* Challenge
Make an exact copy of the lines below.

>> START Recorded information

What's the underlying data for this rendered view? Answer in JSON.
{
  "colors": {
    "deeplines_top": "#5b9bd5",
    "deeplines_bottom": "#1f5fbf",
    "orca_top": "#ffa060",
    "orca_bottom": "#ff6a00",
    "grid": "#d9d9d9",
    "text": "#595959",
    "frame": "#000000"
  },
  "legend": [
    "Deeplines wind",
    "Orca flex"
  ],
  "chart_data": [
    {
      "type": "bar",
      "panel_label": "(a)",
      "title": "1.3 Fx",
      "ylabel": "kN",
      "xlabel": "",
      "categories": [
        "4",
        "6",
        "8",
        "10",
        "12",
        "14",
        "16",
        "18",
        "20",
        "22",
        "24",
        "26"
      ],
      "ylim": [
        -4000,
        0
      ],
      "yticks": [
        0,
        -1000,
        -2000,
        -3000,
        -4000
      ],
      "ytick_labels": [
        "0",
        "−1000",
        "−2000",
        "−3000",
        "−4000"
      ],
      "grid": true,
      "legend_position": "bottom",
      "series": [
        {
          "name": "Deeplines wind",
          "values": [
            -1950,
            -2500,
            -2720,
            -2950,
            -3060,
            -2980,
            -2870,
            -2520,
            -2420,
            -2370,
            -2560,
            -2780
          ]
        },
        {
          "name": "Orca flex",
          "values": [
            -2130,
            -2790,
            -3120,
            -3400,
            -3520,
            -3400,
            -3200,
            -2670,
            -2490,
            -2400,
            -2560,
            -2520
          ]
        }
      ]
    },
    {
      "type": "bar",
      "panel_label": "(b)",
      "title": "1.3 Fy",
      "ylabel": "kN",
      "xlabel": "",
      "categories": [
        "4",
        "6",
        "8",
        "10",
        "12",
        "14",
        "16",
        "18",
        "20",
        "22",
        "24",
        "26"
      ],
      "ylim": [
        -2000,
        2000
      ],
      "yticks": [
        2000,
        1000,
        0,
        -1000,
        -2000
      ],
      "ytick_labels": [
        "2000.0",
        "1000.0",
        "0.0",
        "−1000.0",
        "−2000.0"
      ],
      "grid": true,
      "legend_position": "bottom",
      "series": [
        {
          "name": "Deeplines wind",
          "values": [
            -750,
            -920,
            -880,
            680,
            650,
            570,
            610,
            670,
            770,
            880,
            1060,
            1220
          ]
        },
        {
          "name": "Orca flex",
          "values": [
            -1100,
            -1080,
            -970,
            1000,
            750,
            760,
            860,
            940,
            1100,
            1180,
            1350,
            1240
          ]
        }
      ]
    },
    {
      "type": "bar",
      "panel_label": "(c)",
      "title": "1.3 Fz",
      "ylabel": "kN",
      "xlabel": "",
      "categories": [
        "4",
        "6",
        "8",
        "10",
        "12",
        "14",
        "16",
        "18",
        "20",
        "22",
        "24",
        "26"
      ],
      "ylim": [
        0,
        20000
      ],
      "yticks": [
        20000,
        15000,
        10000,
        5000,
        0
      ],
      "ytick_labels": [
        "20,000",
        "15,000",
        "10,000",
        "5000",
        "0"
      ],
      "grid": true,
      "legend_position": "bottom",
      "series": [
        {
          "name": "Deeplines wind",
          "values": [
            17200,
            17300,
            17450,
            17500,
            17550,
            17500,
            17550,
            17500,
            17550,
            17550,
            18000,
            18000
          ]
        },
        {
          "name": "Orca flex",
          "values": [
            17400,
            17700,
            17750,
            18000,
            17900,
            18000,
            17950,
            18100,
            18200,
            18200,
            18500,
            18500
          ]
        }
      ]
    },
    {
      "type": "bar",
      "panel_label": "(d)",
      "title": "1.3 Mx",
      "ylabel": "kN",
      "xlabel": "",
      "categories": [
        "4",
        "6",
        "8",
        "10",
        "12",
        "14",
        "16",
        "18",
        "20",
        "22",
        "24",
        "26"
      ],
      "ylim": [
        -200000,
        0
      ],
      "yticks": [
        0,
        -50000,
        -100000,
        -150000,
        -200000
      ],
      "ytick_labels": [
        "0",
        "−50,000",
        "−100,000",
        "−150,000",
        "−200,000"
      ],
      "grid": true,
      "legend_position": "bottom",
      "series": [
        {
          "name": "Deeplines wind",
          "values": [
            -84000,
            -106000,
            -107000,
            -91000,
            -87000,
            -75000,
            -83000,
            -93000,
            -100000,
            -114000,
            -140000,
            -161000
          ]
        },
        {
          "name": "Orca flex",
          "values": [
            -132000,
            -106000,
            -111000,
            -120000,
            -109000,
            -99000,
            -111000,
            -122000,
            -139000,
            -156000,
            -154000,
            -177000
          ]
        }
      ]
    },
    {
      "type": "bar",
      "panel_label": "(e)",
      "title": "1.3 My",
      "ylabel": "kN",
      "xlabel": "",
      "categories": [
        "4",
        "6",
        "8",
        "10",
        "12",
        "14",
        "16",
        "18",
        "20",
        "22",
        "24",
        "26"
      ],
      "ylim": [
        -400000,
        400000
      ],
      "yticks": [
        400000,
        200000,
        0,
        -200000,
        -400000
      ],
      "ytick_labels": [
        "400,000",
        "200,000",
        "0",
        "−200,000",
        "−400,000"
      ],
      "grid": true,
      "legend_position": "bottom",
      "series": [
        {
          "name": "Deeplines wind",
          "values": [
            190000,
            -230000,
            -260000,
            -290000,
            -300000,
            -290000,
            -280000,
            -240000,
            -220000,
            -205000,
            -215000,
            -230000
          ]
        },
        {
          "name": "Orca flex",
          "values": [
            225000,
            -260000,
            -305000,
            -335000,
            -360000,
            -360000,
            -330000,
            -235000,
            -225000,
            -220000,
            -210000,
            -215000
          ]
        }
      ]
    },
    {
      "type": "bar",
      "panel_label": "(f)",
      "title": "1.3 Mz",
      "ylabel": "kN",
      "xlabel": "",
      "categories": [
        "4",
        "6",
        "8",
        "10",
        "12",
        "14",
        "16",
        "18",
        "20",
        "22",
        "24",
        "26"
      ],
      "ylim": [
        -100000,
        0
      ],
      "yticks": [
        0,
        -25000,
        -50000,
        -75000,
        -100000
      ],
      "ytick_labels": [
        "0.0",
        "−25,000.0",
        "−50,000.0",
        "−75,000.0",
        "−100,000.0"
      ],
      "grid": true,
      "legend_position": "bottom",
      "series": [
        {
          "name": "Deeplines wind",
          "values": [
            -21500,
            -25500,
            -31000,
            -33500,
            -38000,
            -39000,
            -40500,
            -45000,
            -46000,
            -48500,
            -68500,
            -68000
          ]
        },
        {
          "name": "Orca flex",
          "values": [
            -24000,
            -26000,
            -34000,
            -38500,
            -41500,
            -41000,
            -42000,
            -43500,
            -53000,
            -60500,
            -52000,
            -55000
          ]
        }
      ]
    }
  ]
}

>> END Recorded information

* Result of this exercise
What's the underlying data for this rendered view? Answer in JSON.
{
  "colors": {
    "deeplines_top": "#5b9bd5",
    "deeplines_bottom": "#1f5fbf",
    "orca_top": "#ffa060",
    "orca_bottom": "#ff6a00",
    "grid": "#d9d9d9",
    "text": "#595959",
    "frame": "#000000"
  },
  "legend": [
    "Deeplines wind",
    "Orca flex"
  ],
  "chart_data": [
    {
      "type": "bar",
      "panel_label": "(a)",
      "title": "1.3 Fx",
      "ylabel": "kN",
      "xlabel": "",
      "categories": [
        "4",
        "6",
        "8",
        "10",
        "12",
        "14",
        "16",
        "18",
        "20",
        "22",
        "24",
        "26"
      ],
      "ylim": [
        -4000,
        0
      ],
      "yticks": [
        0,
        -1000,
        -2000,
        -3000,
        -4000
      ],
      "ytick_labels": [
        "0",
        "−1000",
        "−2000",
        "−3000",
        "−4000"
      ],
      "grid": true,
      "legend_position": "bottom",
      "series": [
        {
          "name": "Deeplines wind",
          "values": [
            -1950,
            -2500,
            -2720,
            -2950,
            -3060,
            -2980,
            -2870,
            -2520,
            -2420,
            -2370,
            -2560,
            -2780
          ]
        },
        {
          "name": "Orca flex",
          "values": [
            -2130,
            -2790,
            -3120,
            -3400,
            -3520,
            -3400,
            -3200,
            -2670,
            -2490,
            -2400,
            -2560,
            -2520
          ]
        }
      ]
    },
    {
      "type": "bar",
      "panel_label": "(b)",
      "title": "1.3 Fy",
      "ylabel": "kN",
      "xlabel": "",
      "categories": [
        "4",
        "6",
        "8",
        "10",
        "12",
        "14",
        "16",
        "18",
        "20",
        "22",
        "24",
        "26"
      ],
      "ylim": [
        -2000,
        2000
      ],
      "yticks": [
        2000,
        1000,
        0,
        -1000,
        -2000
      ],
      "ytick_labels": [
        "2000.0",
        "1000.0",
        "0.0",
        "−1000.0",
        "−2000.0"
      ],
      "grid": true,
      "legend_position": "bottom",
      "series": [
        {
          "name": "Deeplines wind",
          "values": [
            -750,
            -920,
            -880,
            680,
            650,
            570,
            610,
            670,
            770,
            880,
            1060,
            1220
          ]
        },
        {
          "name": "Orca flex",
          "values": [
            -1100,
            -1080,
            -970,
            1000,
            750,
            760,
            860,
            940,
            1100,
            1180,
            1350,
            1240
          ]
        }
      ]
    },
    {
      "type": "bar",
      "panel_label": "(c)",
      "title": "1.3 Fz",
      "ylabel": "kN",
      "xlabel": "",
      "categories": [
        "4",
        "6",
        "8",
        "10",
        "12",
        "14",
        "16",
        "18",
        "20",
        "22",
        "24",
        "26"
      ],
      "ylim": [
        0,
        20000
      ],
      "yticks": [
        20000,
        15000,
        10000,
        5000,
        0
      ],
      "ytick_labels": [
        "20,000",
        "15,000",
        "10,000",
        "5000",
        "0"
      ],
      "grid": true,
      "legend_position": "bottom",
      "series": [
        {
          "name": "Deeplines wind",
          "values": [
            17200,
            17300,
            17450,
            17500,
            17550,
            17500,
            17550,
            17500,
            17550,
            17550,
            18000,
            18000
          ]
        },
        {
          "name": "Orca flex",
          "values": [
            17400,
            17700,
            17750,
            18000,
            17900,
            18000,
            17950,
            18100,
            18200,
            18200,
            18500,
            18500
          ]
        }
      ]
    },
    {
      "type": "bar",
      "panel_label": "(d)",
      "title": "1.3 Mx",
      "ylabel": "kN",
      "xlabel": "",
      "categories": [
        "4",
        "6",
        "8",
        "10",
        "12",
        "14",
        "16",
        "18",
        "20",
        "22",
        "24",
        "26"
      ],
      "ylim": [
        -200000,
        0
      ],
      "yticks": [
        0,
        -50000,
        -100000,
        -150000,
        -200000
      ],
      "ytick_labels": [
        "0",
        "−50,000",
        "−100,000",
        "−150,000",
        "−200,000"
      ],
      "grid": true,
      "legend_position": "bottom",
      "series": [
        {
          "name": "Deeplines wind",
          "values": [
            -84000,
            -106000,
            -107000,
            -91000,
            -87000,
            -75000,
            -83000,
            -93000,
            -100000,
            -114000,
            -140000,
            -161000
          ]
        },
        {
          "name": "Orca flex",
          "values": [
            -132000,
            -106000,
            -111000,
            -120000,
            -109000,
            -99000,
            -111000,
            -122000,
            -139000,
            -156000,
            -154000,
            -177000
          ]
        }
      ]
    },
    {
      "type": "bar",
      "panel_label": "(e)",
      "title": "1.3 My",
      "ylabel": "kN",
      "xlabel": "",
      "categories": [
        "4",
        "6",
        "8",
        "10",
        "12",
        "14",
        "16",
        "18",
        "20",
        "22",
        "24",
        "26"
      ],
      "ylim": [
        -400000,
        400000
      ],
      "yticks": [
        400000,
        200000,
        0,
        -200000,
        -400000
      ],
      "ytick_labels": [
        "400,000",
        "200,000",
        "0",
        "−200,000",
        "−400,000"
      ],
      "grid": true,
      "legend_position": "bottom",
      "series": [
        {
          "name": "Deeplines wind",
          "values": [
            190000,
            -230000,
            -260000,
            -290000,
            -300000,
            -290000,
            -280000,
            -240000,
            -220000,
            -205000,
            -215000,
            -230000
          ]
        },
        {
          "name": "Orca flex",
          "values": [
            225000,
            -260000,
            -305000,
            -335000,
            -360000,
            -360000,
            -330000,
            -235000,
            -225000,
            -220000,
            -210000,
            -215000
          ]
        }
      ]
    },
    {
      "type": "bar",
      "panel_label": "(f)",
      "title": "1.3 Mz",
      "ylabel": "kN",
      "xlabel": "",
      "categories": [
        "4",
        "6",
        "8",
        "10",
        "12",
        "14",
        "16",
        "18",
        "20",
        "22",
        "24",
        "26"
      ],
      "ylim": [
        -100000,
        0
      ],
      "yticks": [
        0,
        -25000,
        -50000,
        -75000,
        -100000
      ],
      "ytick_labels": [
        "0.0",
        "−25,000.0",
        "−50,000.0",
        "−75,000.0",
        "−100,000.0"
      ],
      "grid": true,
      "legend_position": "bottom",
      "series": [
        {
          "name": "Deeplines wind",
          "values": [
            -21500,
            -25500,
            -31000,
            -33500,
            -38000,
            -39000,
            -40500,
            -45000,
            -46000,
            -48500,
            -68500,
            -68000
          ]
        },
        {
          "name": "Orca flex",
          "values": [
            -24000,
            -26000,
            -34000,
            -38500,
            -41500,
            -41000,
            -42000,
            -43500,
            -53000,
            -60500,
            -52000,
            -55000
          ]
        }
      ]
    }
  ]
}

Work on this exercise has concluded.